» **Problem details**
Write each line out again exactly as written.

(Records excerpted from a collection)
# # # # #
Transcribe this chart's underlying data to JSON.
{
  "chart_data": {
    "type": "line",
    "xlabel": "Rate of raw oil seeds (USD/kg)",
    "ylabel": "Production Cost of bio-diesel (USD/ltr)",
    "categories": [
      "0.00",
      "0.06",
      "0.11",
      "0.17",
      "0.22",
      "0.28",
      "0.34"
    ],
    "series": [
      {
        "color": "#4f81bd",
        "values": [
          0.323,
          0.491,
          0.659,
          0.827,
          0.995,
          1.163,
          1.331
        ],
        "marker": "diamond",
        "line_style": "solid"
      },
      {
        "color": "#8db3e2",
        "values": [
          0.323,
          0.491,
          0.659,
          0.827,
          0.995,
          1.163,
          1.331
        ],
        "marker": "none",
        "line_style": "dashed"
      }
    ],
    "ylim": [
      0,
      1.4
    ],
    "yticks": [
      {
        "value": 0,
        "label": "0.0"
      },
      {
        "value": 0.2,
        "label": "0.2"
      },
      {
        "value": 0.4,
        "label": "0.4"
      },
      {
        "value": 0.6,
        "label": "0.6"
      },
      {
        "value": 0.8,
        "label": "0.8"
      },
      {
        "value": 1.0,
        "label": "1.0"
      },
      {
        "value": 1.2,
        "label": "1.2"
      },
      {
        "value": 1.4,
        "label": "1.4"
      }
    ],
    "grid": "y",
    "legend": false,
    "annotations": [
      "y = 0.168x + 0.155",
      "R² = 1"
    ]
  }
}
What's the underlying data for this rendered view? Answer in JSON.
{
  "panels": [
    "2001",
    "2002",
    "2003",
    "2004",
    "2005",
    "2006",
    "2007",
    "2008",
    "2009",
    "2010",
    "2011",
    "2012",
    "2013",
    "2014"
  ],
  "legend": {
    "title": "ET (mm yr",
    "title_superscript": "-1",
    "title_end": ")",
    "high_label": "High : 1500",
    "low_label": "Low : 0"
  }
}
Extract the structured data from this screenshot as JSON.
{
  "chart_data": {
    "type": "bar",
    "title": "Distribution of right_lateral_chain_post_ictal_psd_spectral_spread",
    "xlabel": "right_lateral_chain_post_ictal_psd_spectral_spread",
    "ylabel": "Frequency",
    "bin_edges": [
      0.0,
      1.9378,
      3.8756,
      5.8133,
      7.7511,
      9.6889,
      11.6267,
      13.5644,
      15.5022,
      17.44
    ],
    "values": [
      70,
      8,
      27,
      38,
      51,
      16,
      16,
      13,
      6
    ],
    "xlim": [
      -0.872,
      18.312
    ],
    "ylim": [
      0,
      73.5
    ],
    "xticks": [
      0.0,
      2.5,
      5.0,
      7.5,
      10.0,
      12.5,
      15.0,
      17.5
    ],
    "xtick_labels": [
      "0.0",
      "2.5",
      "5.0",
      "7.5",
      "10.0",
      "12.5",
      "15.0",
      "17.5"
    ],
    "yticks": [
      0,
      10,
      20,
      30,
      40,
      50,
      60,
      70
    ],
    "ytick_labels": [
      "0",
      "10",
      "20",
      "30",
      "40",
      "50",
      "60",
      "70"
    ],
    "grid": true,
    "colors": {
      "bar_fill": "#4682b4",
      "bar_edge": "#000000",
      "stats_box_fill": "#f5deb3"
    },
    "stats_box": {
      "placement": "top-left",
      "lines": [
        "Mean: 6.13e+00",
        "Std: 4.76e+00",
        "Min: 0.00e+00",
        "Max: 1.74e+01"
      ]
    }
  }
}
# # # # #
» **Solution for this exercise**
Transcribe this chart's underlying data to JSON.
{
  "chart_data": {
    "type": "line",
    "xlabel": "Rate of raw oil seeds (USD/kg)",
    "ylabel": "Production Cost of bio-diesel (USD/ltr)",
    "categories": [
      "0.00",
      "0.06",
      "0.11",
      "0.17",
      "0.22",
      "0.28",
      "0.34"
    ],
    "series": [
      {
        "color": "#4f81bd",
        "values": [
          0.323,
          0.491,
          0.659,
          0.827,
          0.995,
          1.163,
          1.331
        ],
        "marker": "diamond",
        "line_style": "solid"
      },
      {
        "color": "#8db3e2",
        "values": [
          0.323,
          0.491,
          0.659,
          0.827,
          0.995,
          1.163,
          1.331
        ],
        "marker": "none",
        "line_style": "dashed"
      }
    ],
    "ylim": [
      0,
      1.4
    ],
    "yticks": [
      {
        "value": 0,
        "label": "0.0"
      },
      {
        "value": 0.2,
        "label": "0.2"
      },
      {
        "value": 0.4,
        "label": "0.4"
      },
      {
        "value": 0.6,
        "label": "0.6"
      },
      {
        "value": 0.8,
        "label": "0.8"
      },
      {
        "value": 1.0,
        "label": "1.0"
      },
      {
        "value": 1.2,
        "label": "1.2"
      },
      {
        "value": 1.4,
        "label": "1.4"
      }
    ],
    "grid": "y",
    "legend": false,
    "annotations": [
      "y = 0.168x + 0.155",
      "R² = 1"
    ]
  }
}
What's the underlying data for this rendered view? Answer in JSON.
{
  "panels": [
    "2001",
    "2002",
    "2003",
    "2004",
    "2005",
    "2006",
    "2007",
    "2008",
    "2009",
    "2010",
    "2011",
    "2012",
    "2013",
    "2014"
  ],
  "legend": {
    "title": "ET (mm yr",
    "title_superscript": "-1",
    "title_end": ")",
    "high_label": "High : 1500",
    "low_label": "Low : 0"
  }
}
Extract the structured data from this screenshot as JSON.
{
  "chart_data": {
    "type": "bar",
    "title": "Distribution of right_lateral_chain_post_ictal_psd_spectral_spread",
    "xlabel": "right_lateral_chain_post_ictal_psd_spectral_spread",
    "ylabel": "Frequency",
    "bin_edges": [
      0.0,
      1.9378,
      3.8756,
      5.8133,
      7.7511,
      9.6889,
      11.6267,
      13.5644,
      15.5022,
      17.44
    ],
    "values": [
      70,
      8,
      27,
      38,
      51,
      16,
      16,
      13,
      6
    ],
    "xlim": [
      -0.872,
      18.312
    ],
    "ylim": [
      0,
      73.5
    ],
    "xticks": [
      0.0,
      2.5,
      5.0,
      7.5,
      10.0,
      12.5,
      15.0,
      17.5
    ],
    "xtick_labels": [
      "0.0",
      "2.5",
      "5.0",
      "7.5",
      "10.0",
      "12.5",
      "15.0",
      "17.5"
    ],
    "yticks": [
      0,
      10,
      20,
      30,
      40,
      50,
      60,
      70
    ],
    "ytick_labels": [
      "0",
      "10",
      "20",
      "30",
      "40",
      "50",
      "60",
      "70"
    ],
    "grid": true,
    "colors": {
      "bar_fill": "#4682b4",
      "bar_edge": "#000000",
      "stats_box_fill": "#f5deb3"
    },
    "stats_box": {
      "placement": "top-left",
      "lines": [
        "Mean: 6.13e+00",
        "Std: 4.76e+00",
        "Min: 0.00e+00",
        "Max: 1.74e+01"
      ]
    }
  }
}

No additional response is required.